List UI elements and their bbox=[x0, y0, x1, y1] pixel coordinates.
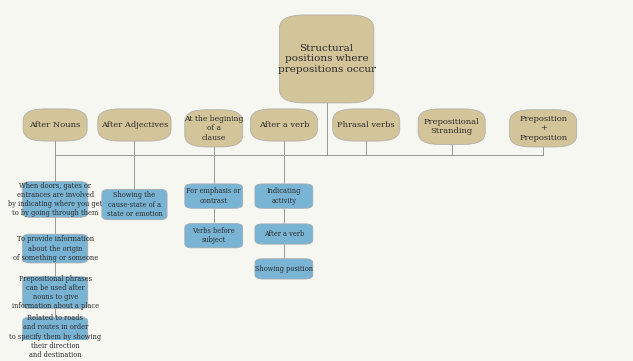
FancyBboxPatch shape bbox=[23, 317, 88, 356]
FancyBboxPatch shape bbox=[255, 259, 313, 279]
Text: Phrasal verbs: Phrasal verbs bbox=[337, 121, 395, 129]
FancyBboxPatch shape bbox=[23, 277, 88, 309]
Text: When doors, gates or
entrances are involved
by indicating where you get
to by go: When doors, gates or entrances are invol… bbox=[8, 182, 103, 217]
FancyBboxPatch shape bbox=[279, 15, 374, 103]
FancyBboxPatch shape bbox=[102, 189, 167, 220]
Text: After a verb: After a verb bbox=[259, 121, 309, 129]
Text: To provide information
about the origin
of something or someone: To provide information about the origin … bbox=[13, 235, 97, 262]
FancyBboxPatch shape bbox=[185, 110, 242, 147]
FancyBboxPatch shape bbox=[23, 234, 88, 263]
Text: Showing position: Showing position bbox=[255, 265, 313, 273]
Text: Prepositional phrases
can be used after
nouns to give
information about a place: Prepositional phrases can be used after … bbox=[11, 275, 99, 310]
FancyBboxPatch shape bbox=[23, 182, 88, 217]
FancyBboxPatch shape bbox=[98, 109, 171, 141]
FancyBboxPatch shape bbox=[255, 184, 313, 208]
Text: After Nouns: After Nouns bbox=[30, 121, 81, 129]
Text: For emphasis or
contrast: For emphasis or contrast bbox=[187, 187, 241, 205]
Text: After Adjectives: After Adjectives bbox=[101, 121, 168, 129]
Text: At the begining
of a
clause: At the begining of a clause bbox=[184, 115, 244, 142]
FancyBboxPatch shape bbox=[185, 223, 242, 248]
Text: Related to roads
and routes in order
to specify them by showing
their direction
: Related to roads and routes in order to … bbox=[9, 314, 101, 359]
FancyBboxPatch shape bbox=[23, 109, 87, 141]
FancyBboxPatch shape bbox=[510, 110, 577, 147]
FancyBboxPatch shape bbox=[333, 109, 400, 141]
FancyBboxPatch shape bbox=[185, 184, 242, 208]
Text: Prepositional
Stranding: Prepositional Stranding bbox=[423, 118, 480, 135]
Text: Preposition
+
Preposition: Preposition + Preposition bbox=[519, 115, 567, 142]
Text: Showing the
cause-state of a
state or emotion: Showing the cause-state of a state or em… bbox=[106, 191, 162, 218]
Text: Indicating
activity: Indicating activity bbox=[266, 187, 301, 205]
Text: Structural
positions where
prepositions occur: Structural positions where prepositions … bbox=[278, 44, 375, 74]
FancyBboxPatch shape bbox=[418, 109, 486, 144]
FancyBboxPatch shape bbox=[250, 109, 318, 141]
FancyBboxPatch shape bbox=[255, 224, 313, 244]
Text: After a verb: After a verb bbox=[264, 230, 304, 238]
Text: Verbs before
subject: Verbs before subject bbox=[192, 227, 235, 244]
════
◆ **Stated task**
Reproduce word for word the lines of the items above, starting at the line containing "FancyBboxPatch shape bbox=[23, 317, 88, 356]" and ending at the line containing "by indicating where you get", with both of those lines included.

◆ **Exercise response**
FancyBboxPatch shape bbox=[23, 317, 88, 356]
FancyBboxPatch shape bbox=[255, 259, 313, 279]
Text: Phrasal verbs: Phrasal verbs bbox=[337, 121, 395, 129]
FancyBboxPatch shape bbox=[23, 277, 88, 309]
Text: When doors, gates or
entrances are involved
by indicating where you get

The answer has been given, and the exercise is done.